__What needs to be done__
Below is a set of records; restate each one word for word.

(Entries with figure data)
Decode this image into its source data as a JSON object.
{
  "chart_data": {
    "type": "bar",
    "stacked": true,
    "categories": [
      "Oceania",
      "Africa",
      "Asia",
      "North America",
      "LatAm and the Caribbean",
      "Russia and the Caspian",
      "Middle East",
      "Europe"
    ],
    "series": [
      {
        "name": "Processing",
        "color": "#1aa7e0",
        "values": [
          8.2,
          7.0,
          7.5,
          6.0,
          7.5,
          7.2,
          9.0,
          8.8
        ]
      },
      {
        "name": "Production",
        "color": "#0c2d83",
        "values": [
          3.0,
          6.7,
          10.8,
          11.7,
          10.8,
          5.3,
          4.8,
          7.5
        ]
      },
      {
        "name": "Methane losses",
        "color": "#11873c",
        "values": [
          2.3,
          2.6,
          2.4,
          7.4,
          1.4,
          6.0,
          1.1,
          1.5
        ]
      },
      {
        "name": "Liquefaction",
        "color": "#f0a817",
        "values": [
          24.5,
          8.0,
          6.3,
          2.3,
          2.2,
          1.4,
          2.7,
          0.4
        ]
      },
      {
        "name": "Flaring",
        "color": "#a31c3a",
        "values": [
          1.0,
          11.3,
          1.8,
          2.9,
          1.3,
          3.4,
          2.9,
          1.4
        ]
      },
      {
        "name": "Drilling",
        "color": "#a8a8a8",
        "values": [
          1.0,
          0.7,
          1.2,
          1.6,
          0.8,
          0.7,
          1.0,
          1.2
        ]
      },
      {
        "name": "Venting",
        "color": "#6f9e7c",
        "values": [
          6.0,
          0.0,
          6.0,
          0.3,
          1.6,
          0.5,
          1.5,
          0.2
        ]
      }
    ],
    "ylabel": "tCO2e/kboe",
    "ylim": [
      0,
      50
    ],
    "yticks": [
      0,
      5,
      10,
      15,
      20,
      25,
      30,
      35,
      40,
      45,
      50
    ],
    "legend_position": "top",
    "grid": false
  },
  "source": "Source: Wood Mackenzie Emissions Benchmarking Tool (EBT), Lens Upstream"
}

__Output of the exercise__
Decode this image into its source data as a JSON object.
{
  "chart_data": {
    "type": "bar",
    "stacked": true,
    "categories": [
      "Oceania",
      "Africa",
      "Asia",
      "North America",
      "LatAm and the Caribbean",
      "Russia and the Caspian",
      "Middle East",
      "Europe"
    ],
    "series": [
      {
        "name": "Processing",
        "color": "#1aa7e0",
        "values": [
          8.2,
          7.0,
          7.5,
          6.0,
          7.5,
          7.2,
          9.0,
          8.8
        ]
      },
      {
        "name": "Production",
        "color": "#0c2d83",
        "values": [
          3.0,
          6.7,
          10.8,
          11.7,
          10.8,
          5.3,
          4.8,
          7.5
        ]
      },
      {
        "name": "Methane losses",
        "color": "#11873c",
        "values": [
          2.3,
          2.6,
          2.4,
          7.4,
          1.4,
          6.0,
          1.1,
          1.5
        ]
      },
      {
        "name": "Liquefaction",
        "color": "#f0a817",
        "values": [
          24.5,
          8.0,
          6.3,
          2.3,
          2.2,
          1.4,
          2.7,
          0.4
        ]
      },
      {
        "name": "Flaring",
        "color": "#a31c3a",
        "values": [
          1.0,
          11.3,
          1.8,
          2.9,
          1.3,
          3.4,
          2.9,
          1.4
        ]
      },
      {
        "name": "Drilling",
        "color": "#a8a8a8",
        "values": [
          1.0,
          0.7,
          1.2,
          1.6,
          0.8,
          0.7,
          1.0,
          1.2
        ]
      },
      {
        "name": "Venting",
        "color": "#6f9e7c",
        "values": [
          6.0,
          0.0,
          6.0,
          0.3,
          1.6,
          0.5,
          1.5,
          0.2
        ]
      }
    ],
    "ylabel": "tCO2e/kboe",
    "ylim": [
      0,
      50
    ],
    "yticks": [
      0,
      5,
      10,
      15,
      20,
      25,
      30,
      35,
      40,
      45,
      50
    ],
    "legend_position": "top",
    "grid": false
  },
  "source": "Source: Wood Mackenzie Emissions Benchmarking Tool (EBT), Lens Upstream"
}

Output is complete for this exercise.